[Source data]
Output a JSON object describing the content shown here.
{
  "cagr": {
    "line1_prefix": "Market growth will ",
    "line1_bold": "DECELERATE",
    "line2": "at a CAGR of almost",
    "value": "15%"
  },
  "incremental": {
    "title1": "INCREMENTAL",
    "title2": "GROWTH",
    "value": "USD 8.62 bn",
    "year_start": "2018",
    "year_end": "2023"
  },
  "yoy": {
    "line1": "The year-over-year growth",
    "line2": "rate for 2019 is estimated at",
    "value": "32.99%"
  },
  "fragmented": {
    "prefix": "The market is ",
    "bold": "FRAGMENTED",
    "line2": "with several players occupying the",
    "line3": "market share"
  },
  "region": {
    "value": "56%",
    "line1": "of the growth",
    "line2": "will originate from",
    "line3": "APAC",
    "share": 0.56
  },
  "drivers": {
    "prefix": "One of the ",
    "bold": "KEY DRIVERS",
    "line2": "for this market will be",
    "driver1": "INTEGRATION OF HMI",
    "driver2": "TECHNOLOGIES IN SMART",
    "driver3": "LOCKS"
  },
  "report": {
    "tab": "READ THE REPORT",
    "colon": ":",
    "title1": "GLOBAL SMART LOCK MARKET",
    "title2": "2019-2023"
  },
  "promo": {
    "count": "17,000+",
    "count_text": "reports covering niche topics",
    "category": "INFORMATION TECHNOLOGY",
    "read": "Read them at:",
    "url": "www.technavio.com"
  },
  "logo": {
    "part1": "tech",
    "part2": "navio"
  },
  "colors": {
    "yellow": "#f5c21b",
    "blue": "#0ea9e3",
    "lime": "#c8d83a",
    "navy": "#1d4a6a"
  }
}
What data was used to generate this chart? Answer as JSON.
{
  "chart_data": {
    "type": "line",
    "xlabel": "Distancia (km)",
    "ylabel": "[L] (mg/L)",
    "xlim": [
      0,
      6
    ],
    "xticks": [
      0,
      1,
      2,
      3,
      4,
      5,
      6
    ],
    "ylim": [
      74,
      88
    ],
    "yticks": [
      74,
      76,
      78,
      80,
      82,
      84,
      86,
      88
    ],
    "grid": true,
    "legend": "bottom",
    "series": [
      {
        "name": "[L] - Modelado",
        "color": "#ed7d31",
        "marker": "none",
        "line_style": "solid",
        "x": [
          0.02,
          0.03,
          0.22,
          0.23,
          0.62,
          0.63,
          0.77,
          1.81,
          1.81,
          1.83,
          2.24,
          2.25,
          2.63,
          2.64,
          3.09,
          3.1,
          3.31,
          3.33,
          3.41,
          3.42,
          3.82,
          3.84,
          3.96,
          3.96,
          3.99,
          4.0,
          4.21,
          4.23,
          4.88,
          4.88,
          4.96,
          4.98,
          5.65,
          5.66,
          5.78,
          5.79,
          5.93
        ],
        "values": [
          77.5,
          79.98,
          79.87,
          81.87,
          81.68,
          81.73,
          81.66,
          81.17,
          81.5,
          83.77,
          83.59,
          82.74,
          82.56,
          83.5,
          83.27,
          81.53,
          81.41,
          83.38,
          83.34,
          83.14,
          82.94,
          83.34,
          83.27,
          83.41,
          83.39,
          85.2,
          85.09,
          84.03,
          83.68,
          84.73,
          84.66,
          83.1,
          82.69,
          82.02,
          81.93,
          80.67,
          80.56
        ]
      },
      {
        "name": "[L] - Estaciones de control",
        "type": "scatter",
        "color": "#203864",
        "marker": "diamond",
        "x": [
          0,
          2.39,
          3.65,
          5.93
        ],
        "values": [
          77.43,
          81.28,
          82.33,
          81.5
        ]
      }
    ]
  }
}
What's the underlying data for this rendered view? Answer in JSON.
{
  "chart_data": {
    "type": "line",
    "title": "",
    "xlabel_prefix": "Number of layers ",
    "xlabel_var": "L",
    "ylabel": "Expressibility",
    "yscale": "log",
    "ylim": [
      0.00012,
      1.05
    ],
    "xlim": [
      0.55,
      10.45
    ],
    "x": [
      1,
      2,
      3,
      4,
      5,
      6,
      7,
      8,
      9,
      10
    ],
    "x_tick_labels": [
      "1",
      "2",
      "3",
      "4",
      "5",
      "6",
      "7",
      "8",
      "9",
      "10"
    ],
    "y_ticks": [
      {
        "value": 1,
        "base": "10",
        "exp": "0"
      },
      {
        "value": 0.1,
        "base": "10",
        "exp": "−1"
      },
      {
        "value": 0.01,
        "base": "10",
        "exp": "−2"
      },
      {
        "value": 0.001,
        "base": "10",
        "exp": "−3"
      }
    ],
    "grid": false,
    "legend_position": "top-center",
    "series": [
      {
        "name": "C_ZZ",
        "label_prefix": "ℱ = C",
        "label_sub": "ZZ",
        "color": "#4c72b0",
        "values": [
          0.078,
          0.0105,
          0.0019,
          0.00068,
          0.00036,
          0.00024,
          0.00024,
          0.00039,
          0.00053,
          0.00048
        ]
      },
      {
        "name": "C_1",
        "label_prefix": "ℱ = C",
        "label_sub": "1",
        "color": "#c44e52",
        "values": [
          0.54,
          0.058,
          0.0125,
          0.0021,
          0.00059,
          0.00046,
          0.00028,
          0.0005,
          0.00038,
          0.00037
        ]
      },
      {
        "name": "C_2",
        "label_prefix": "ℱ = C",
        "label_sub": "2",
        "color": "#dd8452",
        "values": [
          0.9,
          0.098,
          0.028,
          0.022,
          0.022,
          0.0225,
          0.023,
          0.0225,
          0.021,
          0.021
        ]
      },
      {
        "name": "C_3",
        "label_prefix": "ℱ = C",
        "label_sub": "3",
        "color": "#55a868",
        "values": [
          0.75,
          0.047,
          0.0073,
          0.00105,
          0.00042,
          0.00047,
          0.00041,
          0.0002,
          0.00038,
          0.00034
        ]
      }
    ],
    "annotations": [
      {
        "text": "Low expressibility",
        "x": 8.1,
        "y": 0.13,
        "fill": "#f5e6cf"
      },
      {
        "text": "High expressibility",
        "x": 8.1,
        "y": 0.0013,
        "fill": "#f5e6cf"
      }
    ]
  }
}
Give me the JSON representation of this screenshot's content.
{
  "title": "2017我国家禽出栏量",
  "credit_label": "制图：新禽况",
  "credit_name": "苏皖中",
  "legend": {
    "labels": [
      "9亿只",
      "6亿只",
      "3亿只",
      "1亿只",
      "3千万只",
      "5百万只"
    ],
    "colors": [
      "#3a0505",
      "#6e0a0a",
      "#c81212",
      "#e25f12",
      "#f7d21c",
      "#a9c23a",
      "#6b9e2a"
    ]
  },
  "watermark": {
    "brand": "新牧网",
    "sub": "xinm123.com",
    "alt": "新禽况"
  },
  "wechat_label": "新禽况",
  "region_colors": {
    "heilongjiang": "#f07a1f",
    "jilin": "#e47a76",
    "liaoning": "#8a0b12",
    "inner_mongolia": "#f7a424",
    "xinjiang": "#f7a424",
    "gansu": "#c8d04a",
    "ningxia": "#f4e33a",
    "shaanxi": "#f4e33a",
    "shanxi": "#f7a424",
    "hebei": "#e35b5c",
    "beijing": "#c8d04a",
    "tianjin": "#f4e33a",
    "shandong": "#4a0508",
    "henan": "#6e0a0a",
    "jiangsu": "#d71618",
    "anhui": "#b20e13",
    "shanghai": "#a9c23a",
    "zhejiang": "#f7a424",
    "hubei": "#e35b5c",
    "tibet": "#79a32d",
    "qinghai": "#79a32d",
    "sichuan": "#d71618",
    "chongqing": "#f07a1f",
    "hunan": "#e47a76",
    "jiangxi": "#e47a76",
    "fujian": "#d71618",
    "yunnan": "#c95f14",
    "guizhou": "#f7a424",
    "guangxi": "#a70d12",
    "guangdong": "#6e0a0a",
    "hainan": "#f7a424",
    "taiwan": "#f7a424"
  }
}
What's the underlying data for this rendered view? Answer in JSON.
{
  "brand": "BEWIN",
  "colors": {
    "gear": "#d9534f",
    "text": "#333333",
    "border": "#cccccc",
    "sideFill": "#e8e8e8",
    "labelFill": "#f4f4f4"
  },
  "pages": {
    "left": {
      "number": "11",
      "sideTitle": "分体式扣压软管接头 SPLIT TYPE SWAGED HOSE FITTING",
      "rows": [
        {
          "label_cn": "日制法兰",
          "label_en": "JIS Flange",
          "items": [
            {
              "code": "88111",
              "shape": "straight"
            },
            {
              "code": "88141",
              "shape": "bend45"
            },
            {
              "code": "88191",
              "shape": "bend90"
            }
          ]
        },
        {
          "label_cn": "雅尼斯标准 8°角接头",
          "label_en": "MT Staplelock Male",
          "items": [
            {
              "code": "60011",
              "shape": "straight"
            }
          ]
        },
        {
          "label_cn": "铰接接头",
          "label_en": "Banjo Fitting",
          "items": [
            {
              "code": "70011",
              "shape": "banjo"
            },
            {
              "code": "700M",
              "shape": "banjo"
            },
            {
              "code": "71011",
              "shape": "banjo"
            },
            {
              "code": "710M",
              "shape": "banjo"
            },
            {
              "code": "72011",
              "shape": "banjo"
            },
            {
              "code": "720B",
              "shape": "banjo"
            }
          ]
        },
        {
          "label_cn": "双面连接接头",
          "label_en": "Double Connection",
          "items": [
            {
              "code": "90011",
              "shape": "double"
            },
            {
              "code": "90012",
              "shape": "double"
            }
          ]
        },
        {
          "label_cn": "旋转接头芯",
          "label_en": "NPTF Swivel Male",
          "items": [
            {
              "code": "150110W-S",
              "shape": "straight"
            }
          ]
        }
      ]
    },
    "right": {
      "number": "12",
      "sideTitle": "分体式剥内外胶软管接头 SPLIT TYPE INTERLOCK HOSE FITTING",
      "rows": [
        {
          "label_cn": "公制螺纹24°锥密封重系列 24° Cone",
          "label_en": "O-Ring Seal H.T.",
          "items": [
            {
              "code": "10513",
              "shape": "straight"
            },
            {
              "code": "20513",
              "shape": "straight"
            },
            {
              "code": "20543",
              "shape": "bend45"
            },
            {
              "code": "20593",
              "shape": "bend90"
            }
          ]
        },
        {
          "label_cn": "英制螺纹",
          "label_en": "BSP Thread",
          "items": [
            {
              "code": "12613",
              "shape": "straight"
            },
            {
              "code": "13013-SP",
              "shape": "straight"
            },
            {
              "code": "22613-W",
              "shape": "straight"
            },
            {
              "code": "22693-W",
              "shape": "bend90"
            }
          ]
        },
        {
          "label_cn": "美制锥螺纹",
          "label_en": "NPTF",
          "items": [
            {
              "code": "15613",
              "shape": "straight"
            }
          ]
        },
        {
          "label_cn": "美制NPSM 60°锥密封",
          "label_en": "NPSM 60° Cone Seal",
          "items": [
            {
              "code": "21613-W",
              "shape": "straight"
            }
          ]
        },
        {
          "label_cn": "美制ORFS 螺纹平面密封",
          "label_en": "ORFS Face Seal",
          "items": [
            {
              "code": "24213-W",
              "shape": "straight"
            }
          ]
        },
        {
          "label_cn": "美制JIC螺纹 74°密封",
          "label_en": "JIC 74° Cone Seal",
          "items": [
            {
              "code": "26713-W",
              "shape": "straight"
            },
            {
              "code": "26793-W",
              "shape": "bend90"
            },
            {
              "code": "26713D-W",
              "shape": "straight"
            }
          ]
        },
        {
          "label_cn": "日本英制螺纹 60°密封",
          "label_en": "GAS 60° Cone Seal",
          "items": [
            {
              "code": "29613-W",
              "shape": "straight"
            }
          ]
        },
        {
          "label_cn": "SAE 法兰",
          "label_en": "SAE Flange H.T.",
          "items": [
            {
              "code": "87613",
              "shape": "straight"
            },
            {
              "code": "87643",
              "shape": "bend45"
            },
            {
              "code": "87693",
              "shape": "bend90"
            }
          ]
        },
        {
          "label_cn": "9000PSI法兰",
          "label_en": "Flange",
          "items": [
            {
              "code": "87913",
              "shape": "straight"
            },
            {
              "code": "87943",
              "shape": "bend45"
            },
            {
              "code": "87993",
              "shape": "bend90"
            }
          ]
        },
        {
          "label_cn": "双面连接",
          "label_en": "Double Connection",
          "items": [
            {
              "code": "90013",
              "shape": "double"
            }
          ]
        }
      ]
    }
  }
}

> _The task_: Look for the word "NPTF" in every line of the listing and copy the lines that have it.

> _Response to this task_:
          "label_en": "NPTF Swivel Male",
          "label_en": "NPTF",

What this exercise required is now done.